>> Start Data excerpts

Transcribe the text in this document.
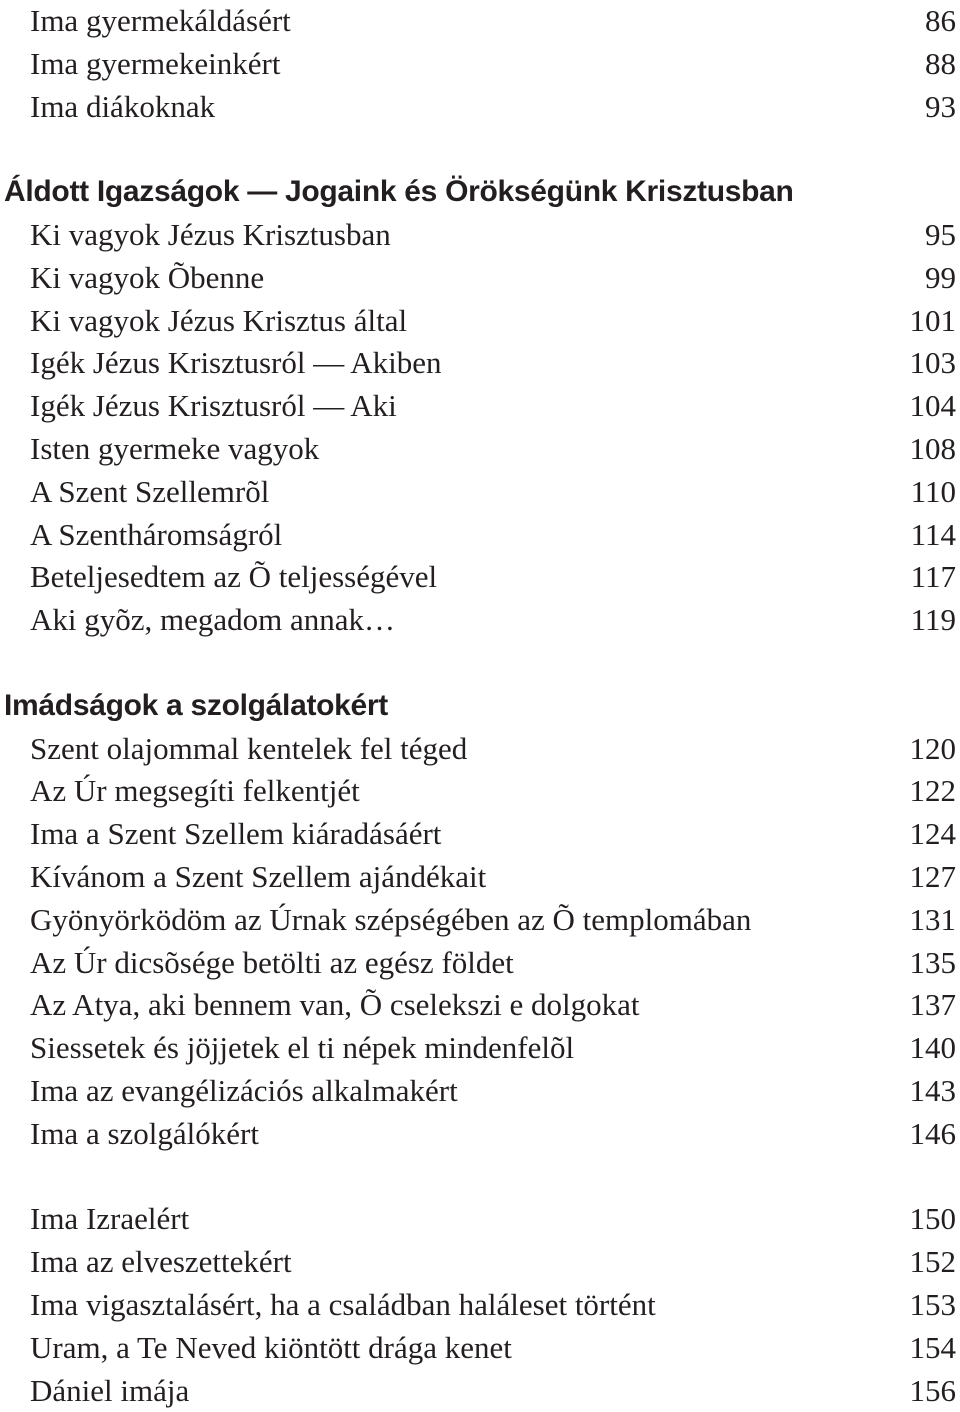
Ima gyermekáldásért	86
Ima gyermekeinkért	88
Ima diákoknak	93
Áldott Igazságok — Jogaink és Örökségünk Krisztusban
Ki vagyok Jézus Krisztusban	95
Ki vagyok Õbenne	99
Ki vagyok Jézus Krisztus által	101
Igék Jézus Krisztusról — Akiben	103
Igék Jézus Krisztusról — Aki	104
Isten gyermeke vagyok	108
A Szent Szellemrõl	110
A Szentháromságról	114
Beteljesedtem az Õ teljességével	117
Aki gyõz, megadom annak…	119
Imádságok a szolgálatokért
Szent olajommal kentelek fel téged	120
Az Úr megsegíti felkentjét	122
Ima a Szent Szellem kiáradásáért	124
Kívánom a Szent Szellem ajándékait	127
Gyönyörködöm az Úrnak szépségében az Õ templomában	131
Az Úr dicsõsége betölti az egész földet	135
Az Atya, aki bennem van, Õ cselekszi e dolgokat	137
Siessetek és jöjjetek el ti népek mindenfelõl	140
Ima az evangélizációs alkalmakért	143
Ima a szolgálókért	146
Ima Izraelért	150
Ima az elveszettekért	152
Ima vigasztalásért, ha a családban haláleset történt	153
Uram, a Te Neved kiöntött drága kenet	154
Dániel imája	156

>> End Data excerpts

Find the word "vagyok" in the entries, and copy every line it shows up in.

# Output of the task:
Ki vagyok Jézus Krisztusban	95
Ki vagyok Õbenne	99
Ki vagyok Jézus Krisztus által	101
Isten gyermeke vagyok	108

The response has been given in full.